**To be done:**
Pull out every line below that holds the word "самая".

**Data for this task:**
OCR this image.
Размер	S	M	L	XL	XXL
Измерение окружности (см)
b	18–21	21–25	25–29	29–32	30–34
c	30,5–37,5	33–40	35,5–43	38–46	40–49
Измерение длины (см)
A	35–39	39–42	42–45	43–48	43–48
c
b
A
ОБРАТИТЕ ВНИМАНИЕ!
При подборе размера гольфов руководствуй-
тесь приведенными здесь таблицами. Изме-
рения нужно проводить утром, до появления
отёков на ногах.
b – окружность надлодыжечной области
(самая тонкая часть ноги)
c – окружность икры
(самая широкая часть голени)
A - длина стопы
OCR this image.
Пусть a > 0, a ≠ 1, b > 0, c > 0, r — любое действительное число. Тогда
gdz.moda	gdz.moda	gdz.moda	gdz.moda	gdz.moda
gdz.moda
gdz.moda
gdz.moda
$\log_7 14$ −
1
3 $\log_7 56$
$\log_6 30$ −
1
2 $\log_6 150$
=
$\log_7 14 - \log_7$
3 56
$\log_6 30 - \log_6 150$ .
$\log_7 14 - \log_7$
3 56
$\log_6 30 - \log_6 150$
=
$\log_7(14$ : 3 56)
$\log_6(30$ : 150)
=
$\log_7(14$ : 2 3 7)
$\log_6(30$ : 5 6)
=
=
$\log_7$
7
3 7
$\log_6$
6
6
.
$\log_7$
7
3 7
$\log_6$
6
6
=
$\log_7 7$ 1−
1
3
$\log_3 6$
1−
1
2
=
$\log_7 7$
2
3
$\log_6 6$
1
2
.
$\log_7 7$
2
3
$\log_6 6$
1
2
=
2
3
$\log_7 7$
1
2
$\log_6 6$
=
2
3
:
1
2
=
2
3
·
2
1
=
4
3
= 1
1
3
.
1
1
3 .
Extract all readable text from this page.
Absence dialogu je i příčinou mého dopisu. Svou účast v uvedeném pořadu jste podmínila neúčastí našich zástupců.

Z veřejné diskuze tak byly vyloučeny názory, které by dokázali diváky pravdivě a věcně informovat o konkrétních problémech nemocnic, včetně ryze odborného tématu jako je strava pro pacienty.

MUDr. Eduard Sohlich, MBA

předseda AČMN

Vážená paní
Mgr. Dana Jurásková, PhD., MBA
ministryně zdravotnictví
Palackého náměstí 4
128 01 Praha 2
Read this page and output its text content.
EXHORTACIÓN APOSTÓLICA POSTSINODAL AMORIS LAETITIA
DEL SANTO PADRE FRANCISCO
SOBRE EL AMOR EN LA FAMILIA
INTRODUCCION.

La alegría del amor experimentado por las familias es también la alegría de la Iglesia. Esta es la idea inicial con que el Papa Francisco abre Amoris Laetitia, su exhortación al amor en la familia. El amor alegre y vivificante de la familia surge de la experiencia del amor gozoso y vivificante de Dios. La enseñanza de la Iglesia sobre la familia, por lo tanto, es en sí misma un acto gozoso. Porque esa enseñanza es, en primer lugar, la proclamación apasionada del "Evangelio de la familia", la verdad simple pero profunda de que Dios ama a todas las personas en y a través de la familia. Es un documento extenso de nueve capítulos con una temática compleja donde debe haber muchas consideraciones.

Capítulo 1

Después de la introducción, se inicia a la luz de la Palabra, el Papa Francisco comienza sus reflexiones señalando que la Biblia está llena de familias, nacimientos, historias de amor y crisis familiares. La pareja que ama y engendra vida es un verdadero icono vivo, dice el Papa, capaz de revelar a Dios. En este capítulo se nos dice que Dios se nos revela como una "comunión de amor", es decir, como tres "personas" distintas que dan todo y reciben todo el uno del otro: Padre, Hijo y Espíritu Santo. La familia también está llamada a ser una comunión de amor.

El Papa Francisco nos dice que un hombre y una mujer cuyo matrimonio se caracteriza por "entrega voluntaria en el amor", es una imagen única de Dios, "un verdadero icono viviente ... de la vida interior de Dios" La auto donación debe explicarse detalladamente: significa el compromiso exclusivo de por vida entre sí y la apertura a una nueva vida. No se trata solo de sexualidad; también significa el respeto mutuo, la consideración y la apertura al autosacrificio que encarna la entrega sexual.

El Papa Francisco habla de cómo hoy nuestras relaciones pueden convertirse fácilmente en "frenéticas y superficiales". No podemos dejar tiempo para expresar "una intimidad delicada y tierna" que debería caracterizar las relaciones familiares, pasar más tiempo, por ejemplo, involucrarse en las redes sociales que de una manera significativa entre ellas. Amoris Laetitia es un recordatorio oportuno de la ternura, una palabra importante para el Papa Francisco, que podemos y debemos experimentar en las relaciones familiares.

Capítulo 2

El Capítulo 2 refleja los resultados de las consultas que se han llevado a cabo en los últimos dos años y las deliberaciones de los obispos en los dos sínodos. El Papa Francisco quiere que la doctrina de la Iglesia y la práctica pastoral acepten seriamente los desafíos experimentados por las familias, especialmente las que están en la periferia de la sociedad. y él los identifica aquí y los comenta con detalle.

**Final answer:**
(самая тонкая часть ноги)
(самая широкая часть голени)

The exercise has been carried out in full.